◆ AIM OF THE TASK
Will you extract the entries word for word? Images should not appear in the copy.

[Records about charts and figures]
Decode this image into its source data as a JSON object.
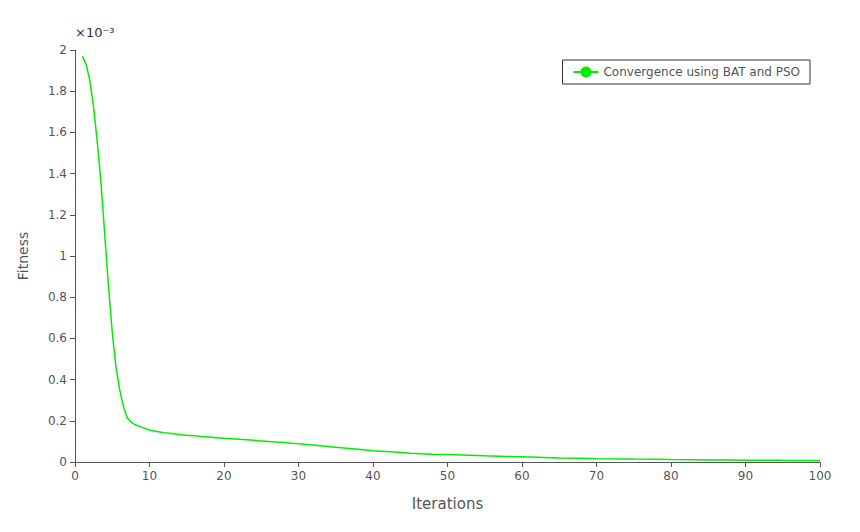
{
  "chart_data": {
    "type": "line",
    "xlabel": "Iterations",
    "ylabel": "Fitness",
    "annotations": [
      "×10⁻³"
    ],
    "x": [
      1,
      1.5,
      2,
      2.5,
      3,
      3.5,
      4,
      4.5,
      5,
      5.5,
      6,
      6.5,
      7,
      7.5,
      8,
      9,
      10,
      11,
      12,
      13,
      14,
      15,
      16,
      17,
      18,
      19,
      20,
      22,
      24,
      26,
      28,
      30,
      32,
      35,
      38,
      40,
      43,
      45,
      48,
      50,
      53,
      55,
      57,
      58,
      60,
      63,
      65,
      68,
      70,
      73,
      75,
      78,
      80,
      83,
      85,
      88,
      90,
      93,
      95,
      98,
      100
    ],
    "series": [
      {
        "name": "Convergence using BAT and PSO",
        "color": "#00ee00",
        "values": [
          0.00197,
          0.00193,
          0.00185,
          0.00172,
          0.00155,
          0.00135,
          0.0011,
          0.00085,
          0.00063,
          0.00046,
          0.00035,
          0.00027,
          0.000215,
          0.000195,
          0.000182,
          0.000168,
          0.000155,
          0.000148,
          0.000142,
          0.000138,
          0.000134,
          0.00013,
          0.000127,
          0.000124,
          0.000121,
          0.000118,
          0.000115,
          0.00011,
          0.000105,
          0.0001,
          9.5e-05,
          8.8e-05,
          8.2e-05,
          7.2e-05,
          6.2e-05,
          5.5e-05,
          4.8e-05,
          4.3e-05,
          3.8e-05,
          3.6e-05,
          3.3e-05,
          3e-05,
          2.8e-05,
          2.7e-05,
          2.5e-05,
          2.2e-05,
          2e-05,
          1.8e-05,
          1.6e-05,
          1.5e-05,
          1.4e-05,
          1.3e-05,
          1.2e-05,
          1.1e-05,
          1e-05,
          9.5e-06,
          9e-06,
          8.5e-06,
          8e-06,
          7.5e-06,
          7e-06
        ]
      }
    ],
    "xlim": [
      0,
      100
    ],
    "xticks": [
      0,
      10,
      20,
      30,
      40,
      50,
      60,
      70,
      80,
      90,
      100
    ],
    "ylim": [
      0,
      0.002
    ],
    "yticks": [
      0,
      {
        "value": 0.0002,
        "label": "0.2"
      },
      {
        "value": 0.0004,
        "label": "0.4"
      },
      {
        "value": 0.0006,
        "label": "0.6"
      },
      {
        "value": 0.0008,
        "label": "0.8"
      },
      {
        "value": 0.001,
        "label": "1"
      },
      {
        "value": 0.0012,
        "label": "1.2"
      },
      {
        "value": 0.0014,
        "label": "1.4"
      },
      {
        "value": 0.0016,
        "label": "1.6"
      },
      {
        "value": 0.0018,
        "label": "1.8"
      },
      {
        "value": 0.002,
        "label": "2"
      }
    ],
    "legend": "upper right",
    "grid": false
  }
}
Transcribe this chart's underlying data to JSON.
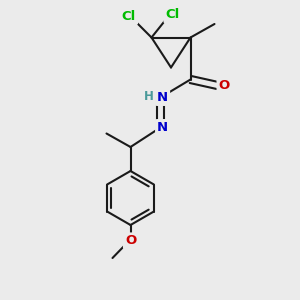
{
  "background_color": "#ebebeb",
  "bond_color": "#1a1a1a",
  "bond_width": 1.5,
  "atom_colors": {
    "Cl": "#00bb00",
    "N": "#0000cc",
    "O": "#cc0000",
    "C": "#1a1a1a",
    "H": "#4a9a9a"
  },
  "font_size_atoms": 9.5,
  "font_size_H": 8.5,
  "figsize": [
    3.0,
    3.0
  ],
  "dpi": 100,
  "xlim": [
    0,
    10
  ],
  "ylim": [
    0,
    10
  ]
}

◆ EXPECTED ANSWER
Decode this image into its source data as a JSON object.
{
  "chart_data": {
    "type": "line",
    "xlabel": "Iterations",
    "ylabel": "Fitness",
    "annotations": [
      "×10⁻³"
    ],
    "x": [
      1,
      1.5,
      2,
      2.5,
      3,
      3.5,
      4,
      4.5,
      5,
      5.5,
      6,
      6.5,
      7,
      7.5,
      8,
      9,
      10,
      11,
      12,
      13,
      14,
      15,
      16,
      17,
      18,
      19,
      20,
      22,
      24,
      26,
      28,
      30,
      32,
      35,
      38,
      40,
      43,
      45,
      48,
      50,
      53,
      55,
      57,
      58,
      60,
      63,
      65,
      68,
      70,
      73,
      75,
      78,
      80,
      83,
      85,
      88,
      90,
      93,
      95,
      98,
      100
    ],
    "series": [
      {
        "name": "Convergence using BAT and PSO",
        "color": "#00ee00",
        "values": [
          0.00197,
          0.00193,
          0.00185,
          0.00172,
          0.00155,
          0.00135,
          0.0011,
          0.00085,
          0.00063,
          0.00046,
          0.00035,
          0.00027,
          0.000215,
          0.000195,
          0.000182,
          0.000168,
          0.000155,
          0.000148,
          0.000142,
          0.000138,
          0.000134,
          0.00013,
          0.000127,
          0.000124,
          0.000121,
          0.000118,
          0.000115,
          0.00011,
          0.000105,
          0.0001,
          9.5e-05,
          8.8e-05,
          8.2e-05,
          7.2e-05,
          6.2e-05,
          5.5e-05,
          4.8e-05,
          4.3e-05,
          3.8e-05,
          3.6e-05,
          3.3e-05,
          3e-05,
          2.8e-05,
          2.7e-05,
          2.5e-05,
          2.2e-05,
          2e-05,
          1.8e-05,
          1.6e-05,
          1.5e-05,
          1.4e-05,
          1.3e-05,
          1.2e-05,
          1.1e-05,
          1e-05,
          9.5e-06,
          9e-06,
          8.5e-06,
          8e-06,
          7.5e-06,
          7e-06
        ]
      }
    ],
    "xlim": [
      0,
      100
    ],
    "xticks": [
      0,
      10,
      20,
      30,
      40,
      50,
      60,
      70,
      80,
      90,
      100
    ],
    "ylim": [
      0,
      0.002
    ],
    "yticks": [
      0,
      {
        "value": 0.0002,
        "label": "0.2"
      },
      {
        "value": 0.0004,
        "label": "0.4"
      },
      {
        "value": 0.0006,
        "label": "0.6"
      },
      {
        "value": 0.0008,
        "label": "0.8"
      },
      {
        "value": 0.001,
        "label": "1"
      },
      {
        "value": 0.0012,
        "label": "1.2"
      },
      {
        "value": 0.0014,
        "label": "1.4"
      },
      {
        "value": 0.0016,
        "label": "1.6"
      },
      {
        "value": 0.0018,
        "label": "1.8"
      },
      {
        "value": 0.002,
        "label": "2"
      }
    ],
    "legend": "upper right",
    "grid": false
  }
}
Transcribe this chart's underlying data to JSON.
{
  "background_color": "#ebebeb",
  "bond_color": "#1a1a1a",
  "bond_width": 1.5,
  "atom_colors": {
    "Cl": "#00bb00",
    "N": "#0000cc",
    "O": "#cc0000",
    "C": "#1a1a1a",
    "H": "#4a9a9a"
  },
  "font_size_atoms": 9.5,
  "font_size_H": 8.5,
  "figsize": [
    3.0,
    3.0
  ],
  "dpi": 100,
  "xlim": [
    0,
    10
  ],
  "ylim": [
    0,
    10
  ]
}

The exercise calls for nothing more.